* START *
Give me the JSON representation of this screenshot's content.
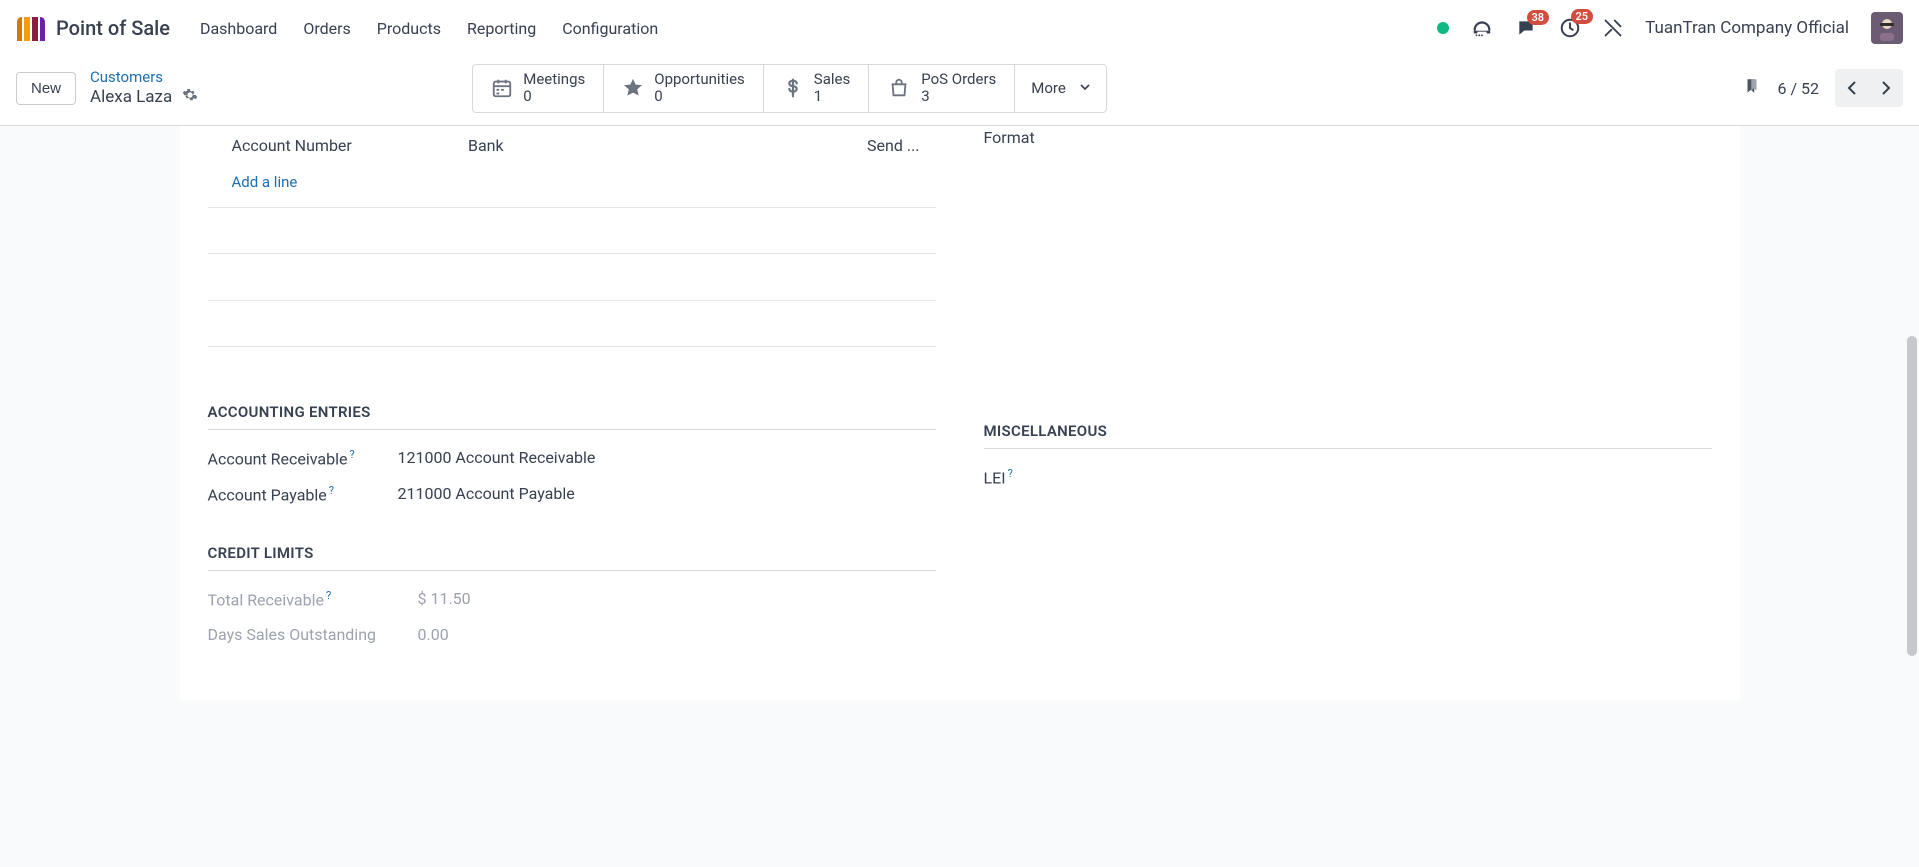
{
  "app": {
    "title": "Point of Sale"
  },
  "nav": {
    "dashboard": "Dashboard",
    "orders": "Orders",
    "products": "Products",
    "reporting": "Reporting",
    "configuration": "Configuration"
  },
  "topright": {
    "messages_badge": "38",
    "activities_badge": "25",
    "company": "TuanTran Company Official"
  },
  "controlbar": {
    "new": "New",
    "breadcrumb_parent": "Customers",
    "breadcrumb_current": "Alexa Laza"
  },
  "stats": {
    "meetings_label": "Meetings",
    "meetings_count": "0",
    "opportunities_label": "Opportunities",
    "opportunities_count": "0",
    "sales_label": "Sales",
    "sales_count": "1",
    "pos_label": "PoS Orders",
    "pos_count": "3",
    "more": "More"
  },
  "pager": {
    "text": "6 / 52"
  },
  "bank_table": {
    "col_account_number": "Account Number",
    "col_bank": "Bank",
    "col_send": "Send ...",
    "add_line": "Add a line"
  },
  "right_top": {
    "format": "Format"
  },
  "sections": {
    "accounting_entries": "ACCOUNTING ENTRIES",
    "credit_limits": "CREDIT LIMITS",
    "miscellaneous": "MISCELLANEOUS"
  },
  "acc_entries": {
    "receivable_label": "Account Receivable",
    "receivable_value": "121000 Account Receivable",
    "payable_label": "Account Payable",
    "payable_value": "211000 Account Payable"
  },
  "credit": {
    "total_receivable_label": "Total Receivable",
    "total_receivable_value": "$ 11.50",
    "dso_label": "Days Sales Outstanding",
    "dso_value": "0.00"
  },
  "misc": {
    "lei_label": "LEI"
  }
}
* END *
Aim of the exercise> Quote the records above in full, dropping each picture.

Result of the exercise>
Give me the JSON representation of this screenshot's content.
{
  "app": {
    "title": "Point of Sale"
  },
  "nav": {
    "dashboard": "Dashboard",
    "orders": "Orders",
    "products": "Products",
    "reporting": "Reporting",
    "configuration": "Configuration"
  },
  "topright": {
    "messages_badge": "38",
    "activities_badge": "25",
    "company": "TuanTran Company Official"
  },
  "controlbar": {
    "new": "New",
    "breadcrumb_parent": "Customers",
    "breadcrumb_current": "Alexa Laza"
  },
  "stats": {
    "meetings_label": "Meetings",
    "meetings_count": "0",
    "opportunities_label": "Opportunities",
    "opportunities_count": "0",
    "sales_label": "Sales",
    "sales_count": "1",
    "pos_label": "PoS Orders",
    "pos_count": "3",
    "more": "More"
  },
  "pager": {
    "text": "6 / 52"
  },
  "bank_table": {
    "col_account_number": "Account Number",
    "col_bank": "Bank",
    "col_send": "Send ...",
    "add_line": "Add a line"
  },
  "right_top": {
    "format": "Format"
  },
  "sections": {
    "accounting_entries": "ACCOUNTING ENTRIES",
    "credit_limits": "CREDIT LIMITS",
    "miscellaneous": "MISCELLANEOUS"
  },
  "acc_entries": {
    "receivable_label": "Account Receivable",
    "receivable_value": "121000 Account Receivable",
    "payable_label": "Account Payable",
    "payable_value": "211000 Account Payable"
  },
  "credit": {
    "total_receivable_label": "Total Receivable",
    "total_receivable_value": "$ 11.50",
    "dso_label": "Days Sales Outstanding",
    "dso_value": "0.00"
  },
  "misc": {
    "lei_label": "LEI"
  }
}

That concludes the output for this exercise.